In the records that follow, locate every line with "Survey" and extract it.

DATA RECORDS start

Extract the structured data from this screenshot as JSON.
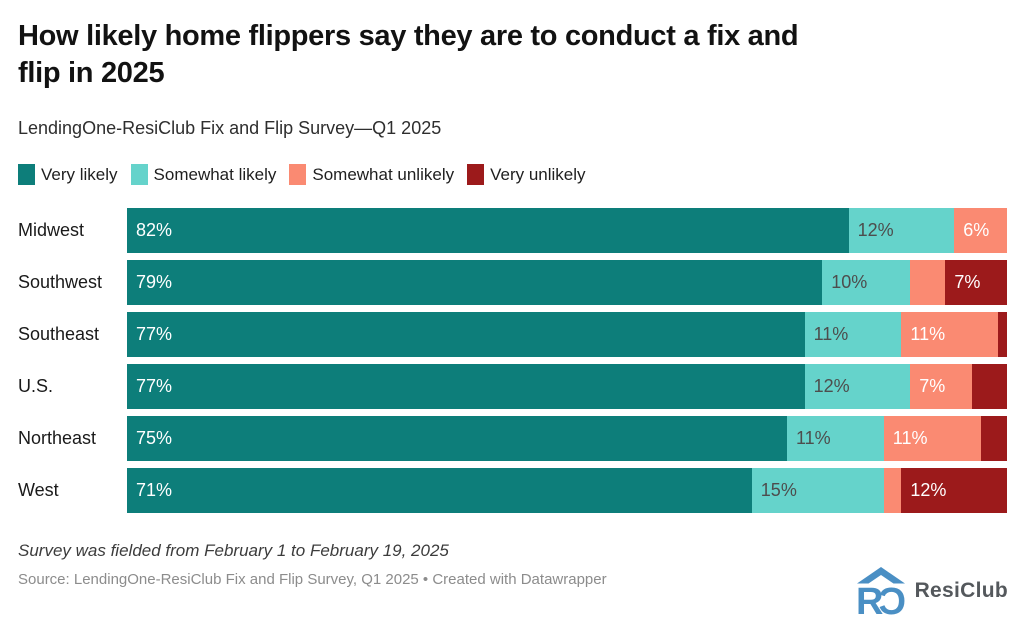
{
  "header": {
    "title": "How likely home flippers say they are to conduct a fix and flip in 2025",
    "title_line1": "How likely home flippers say they are to conduct a fix and",
    "title_line2": "flip in 2025",
    "subtitle": "LendingOne-ResiClub Fix and Flip Survey—Q1 2025"
  },
  "legend": {
    "items": [
      {
        "label": "Very likely",
        "color": "#0d7e7a"
      },
      {
        "label": "Somewhat likely",
        "color": "#65d3cb"
      },
      {
        "label": "Somewhat unlikely",
        "color": "#fa8a72"
      },
      {
        "label": "Very unlikely",
        "color": "#9c1a1b"
      }
    ]
  },
  "colors": {
    "very_likely": "#0d7e7a",
    "somewhat_likely": "#65d3cb",
    "somewhat_unlikely": "#fa8a72",
    "very_unlikely": "#9c1a1b",
    "logo_blue": "#4a8fc4"
  },
  "chart_data": {
    "type": "bar",
    "variant": "horizontal-stacked",
    "unit": "%",
    "axis_range": [
      0,
      100
    ],
    "grid": false,
    "legend_position": "top",
    "categories": [
      "Midwest",
      "Southwest",
      "Southeast",
      "U.S.",
      "Northeast",
      "West"
    ],
    "series": [
      {
        "name": "Very likely",
        "color": "#0d7e7a",
        "values": [
          82,
          79,
          77,
          77,
          75,
          71
        ]
      },
      {
        "name": "Somewhat likely",
        "color": "#65d3cb",
        "values": [
          12,
          10,
          11,
          12,
          11,
          15
        ]
      },
      {
        "name": "Somewhat unlikely",
        "color": "#fa8a72",
        "values": [
          6,
          4,
          11,
          7,
          11,
          2
        ]
      },
      {
        "name": "Very unlikely",
        "color": "#9c1a1b",
        "values": [
          0,
          7,
          1,
          4,
          3,
          12
        ]
      }
    ],
    "bar_labels": [
      [
        "82%",
        "12%",
        "6%",
        ""
      ],
      [
        "79%",
        "10%",
        "",
        "7%"
      ],
      [
        "77%",
        "11%",
        "11%",
        ""
      ],
      [
        "77%",
        "12%",
        "7%",
        ""
      ],
      [
        "75%",
        "11%",
        "11%",
        ""
      ],
      [
        "71%",
        "15%",
        "",
        "12%"
      ]
    ]
  },
  "footer": {
    "note": "Survey was fielded from February 1 to February 19, 2025",
    "source": "Source: LendingOne-ResiClub Fix and Flip Survey, Q1 2025 • Created with Datawrapper",
    "logo_text": "ResiClub"
  }
}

DATA RECORDS end

◆ SOLUTION FOR THIS TASK
    "subtitle": "LendingOne-ResiClub Fix and Flip Survey—Q1 2025"
    "note": "Survey was fielded from February 1 to February 19, 2025",
    "source": "Source: LendingOne-ResiClub Fix and Flip Survey, Q1 2025 • Created with Datawrapper",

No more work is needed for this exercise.